Records about charts and figures
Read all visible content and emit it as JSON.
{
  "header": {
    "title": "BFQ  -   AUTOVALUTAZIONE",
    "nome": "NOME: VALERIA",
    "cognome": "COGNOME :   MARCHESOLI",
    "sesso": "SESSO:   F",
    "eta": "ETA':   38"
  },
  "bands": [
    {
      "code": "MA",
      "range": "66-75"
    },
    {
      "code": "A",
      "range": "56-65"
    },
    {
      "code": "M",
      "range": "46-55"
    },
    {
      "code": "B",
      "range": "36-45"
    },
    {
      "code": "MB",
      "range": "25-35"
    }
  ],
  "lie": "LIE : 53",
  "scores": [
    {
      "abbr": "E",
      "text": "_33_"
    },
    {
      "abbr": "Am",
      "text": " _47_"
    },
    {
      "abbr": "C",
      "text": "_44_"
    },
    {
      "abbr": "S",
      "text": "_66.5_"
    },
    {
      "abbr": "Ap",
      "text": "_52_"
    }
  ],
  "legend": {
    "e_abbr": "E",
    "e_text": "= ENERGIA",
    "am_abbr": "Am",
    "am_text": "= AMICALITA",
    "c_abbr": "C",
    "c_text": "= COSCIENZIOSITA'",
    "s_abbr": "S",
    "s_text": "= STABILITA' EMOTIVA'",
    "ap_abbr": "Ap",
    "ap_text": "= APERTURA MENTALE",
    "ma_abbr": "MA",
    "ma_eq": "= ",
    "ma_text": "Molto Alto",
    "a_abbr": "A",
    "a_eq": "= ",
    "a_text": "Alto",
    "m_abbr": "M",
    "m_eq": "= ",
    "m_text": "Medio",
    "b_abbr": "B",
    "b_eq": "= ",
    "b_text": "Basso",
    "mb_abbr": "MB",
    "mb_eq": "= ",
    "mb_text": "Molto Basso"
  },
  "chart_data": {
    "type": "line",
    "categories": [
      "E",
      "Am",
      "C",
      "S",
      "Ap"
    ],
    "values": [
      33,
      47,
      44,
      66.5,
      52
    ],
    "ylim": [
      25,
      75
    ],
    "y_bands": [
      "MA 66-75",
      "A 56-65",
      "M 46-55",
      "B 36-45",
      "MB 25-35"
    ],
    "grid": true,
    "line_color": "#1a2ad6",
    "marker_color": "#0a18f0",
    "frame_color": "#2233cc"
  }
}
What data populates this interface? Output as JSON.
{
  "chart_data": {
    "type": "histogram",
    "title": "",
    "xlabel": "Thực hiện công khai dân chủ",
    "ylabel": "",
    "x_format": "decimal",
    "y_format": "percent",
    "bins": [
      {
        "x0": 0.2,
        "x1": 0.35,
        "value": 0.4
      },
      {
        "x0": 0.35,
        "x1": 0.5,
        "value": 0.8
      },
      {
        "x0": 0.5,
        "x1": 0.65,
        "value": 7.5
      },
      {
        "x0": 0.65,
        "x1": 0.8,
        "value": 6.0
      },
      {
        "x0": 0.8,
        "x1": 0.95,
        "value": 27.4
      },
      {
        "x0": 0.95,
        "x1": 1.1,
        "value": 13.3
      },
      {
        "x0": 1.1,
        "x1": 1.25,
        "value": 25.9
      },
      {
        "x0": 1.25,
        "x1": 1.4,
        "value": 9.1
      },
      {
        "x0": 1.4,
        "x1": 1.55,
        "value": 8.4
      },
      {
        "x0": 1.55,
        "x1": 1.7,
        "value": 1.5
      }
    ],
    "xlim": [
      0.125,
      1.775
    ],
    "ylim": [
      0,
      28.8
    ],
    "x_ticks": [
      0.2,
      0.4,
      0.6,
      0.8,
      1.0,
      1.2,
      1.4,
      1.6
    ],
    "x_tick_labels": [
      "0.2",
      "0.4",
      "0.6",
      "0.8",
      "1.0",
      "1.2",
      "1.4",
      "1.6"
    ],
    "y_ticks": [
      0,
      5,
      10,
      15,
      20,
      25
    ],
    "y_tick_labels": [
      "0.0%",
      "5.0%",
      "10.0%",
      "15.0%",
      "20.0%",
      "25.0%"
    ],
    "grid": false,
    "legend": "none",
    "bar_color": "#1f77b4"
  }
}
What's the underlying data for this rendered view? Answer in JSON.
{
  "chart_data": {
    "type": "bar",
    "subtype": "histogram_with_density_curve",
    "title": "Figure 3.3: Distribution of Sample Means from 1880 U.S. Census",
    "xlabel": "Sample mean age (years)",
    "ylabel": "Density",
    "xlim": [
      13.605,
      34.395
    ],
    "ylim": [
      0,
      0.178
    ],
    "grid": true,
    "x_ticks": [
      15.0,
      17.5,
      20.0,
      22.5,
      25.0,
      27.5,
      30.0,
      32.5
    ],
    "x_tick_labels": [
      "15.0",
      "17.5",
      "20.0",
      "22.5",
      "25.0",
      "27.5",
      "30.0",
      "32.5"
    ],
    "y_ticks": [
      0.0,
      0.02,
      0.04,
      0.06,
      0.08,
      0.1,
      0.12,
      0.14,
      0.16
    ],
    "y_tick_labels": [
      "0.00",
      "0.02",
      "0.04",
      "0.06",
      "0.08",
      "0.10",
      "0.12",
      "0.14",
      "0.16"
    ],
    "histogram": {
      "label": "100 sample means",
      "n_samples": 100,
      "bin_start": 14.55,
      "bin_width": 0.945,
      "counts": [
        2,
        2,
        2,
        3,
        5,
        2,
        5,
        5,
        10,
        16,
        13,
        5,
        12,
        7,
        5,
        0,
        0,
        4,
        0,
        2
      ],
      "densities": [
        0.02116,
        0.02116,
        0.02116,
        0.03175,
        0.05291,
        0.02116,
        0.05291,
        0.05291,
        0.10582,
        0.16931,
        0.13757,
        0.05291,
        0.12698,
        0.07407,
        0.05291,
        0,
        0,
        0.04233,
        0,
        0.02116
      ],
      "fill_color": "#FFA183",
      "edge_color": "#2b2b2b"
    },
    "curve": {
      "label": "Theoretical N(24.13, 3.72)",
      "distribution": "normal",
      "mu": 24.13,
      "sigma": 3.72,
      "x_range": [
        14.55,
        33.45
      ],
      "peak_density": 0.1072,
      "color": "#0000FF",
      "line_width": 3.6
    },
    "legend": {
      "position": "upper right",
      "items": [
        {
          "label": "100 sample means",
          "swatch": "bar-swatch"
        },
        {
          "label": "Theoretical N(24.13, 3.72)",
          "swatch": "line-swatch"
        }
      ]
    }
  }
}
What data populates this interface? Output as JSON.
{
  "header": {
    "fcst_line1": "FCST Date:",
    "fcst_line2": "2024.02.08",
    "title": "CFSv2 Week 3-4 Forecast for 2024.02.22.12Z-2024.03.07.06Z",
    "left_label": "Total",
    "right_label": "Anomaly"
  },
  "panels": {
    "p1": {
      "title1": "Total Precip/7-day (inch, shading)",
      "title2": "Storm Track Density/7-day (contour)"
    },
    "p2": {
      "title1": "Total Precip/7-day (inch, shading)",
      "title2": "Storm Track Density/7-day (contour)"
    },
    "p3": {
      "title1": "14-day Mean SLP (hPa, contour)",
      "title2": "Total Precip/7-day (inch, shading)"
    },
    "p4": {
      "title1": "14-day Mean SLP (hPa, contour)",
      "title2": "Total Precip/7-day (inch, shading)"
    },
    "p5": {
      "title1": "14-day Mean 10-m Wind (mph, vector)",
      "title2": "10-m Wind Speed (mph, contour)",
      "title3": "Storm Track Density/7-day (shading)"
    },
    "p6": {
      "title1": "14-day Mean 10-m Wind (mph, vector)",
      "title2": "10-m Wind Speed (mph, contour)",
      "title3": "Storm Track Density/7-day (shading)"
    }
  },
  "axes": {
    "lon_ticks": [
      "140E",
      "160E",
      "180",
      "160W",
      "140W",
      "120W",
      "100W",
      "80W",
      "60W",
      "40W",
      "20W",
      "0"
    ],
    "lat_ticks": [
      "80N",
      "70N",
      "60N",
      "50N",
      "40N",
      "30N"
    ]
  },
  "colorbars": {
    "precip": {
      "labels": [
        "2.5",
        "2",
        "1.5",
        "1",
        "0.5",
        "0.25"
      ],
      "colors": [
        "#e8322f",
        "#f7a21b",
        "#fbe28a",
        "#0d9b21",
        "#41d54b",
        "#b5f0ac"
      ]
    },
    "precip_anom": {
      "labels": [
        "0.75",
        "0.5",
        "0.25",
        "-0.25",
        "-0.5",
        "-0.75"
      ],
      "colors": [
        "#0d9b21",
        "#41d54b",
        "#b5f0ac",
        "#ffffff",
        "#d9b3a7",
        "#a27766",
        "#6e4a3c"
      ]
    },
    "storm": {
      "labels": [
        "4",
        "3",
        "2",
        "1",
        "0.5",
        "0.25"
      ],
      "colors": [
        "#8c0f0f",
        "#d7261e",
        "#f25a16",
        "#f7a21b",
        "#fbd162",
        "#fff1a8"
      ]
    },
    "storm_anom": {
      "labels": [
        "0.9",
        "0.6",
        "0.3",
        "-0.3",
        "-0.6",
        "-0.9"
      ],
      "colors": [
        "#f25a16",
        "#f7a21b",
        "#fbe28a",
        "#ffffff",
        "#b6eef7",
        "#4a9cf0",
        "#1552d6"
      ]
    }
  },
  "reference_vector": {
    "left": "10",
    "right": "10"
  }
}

→ Task to complete: All lines above with "Theoretical" in them should be returned.

→ Answer to this task:
      "label": "Theoretical N(24.13, 3.72)",
          "label": "Theoretical N(24.13, 3.72)",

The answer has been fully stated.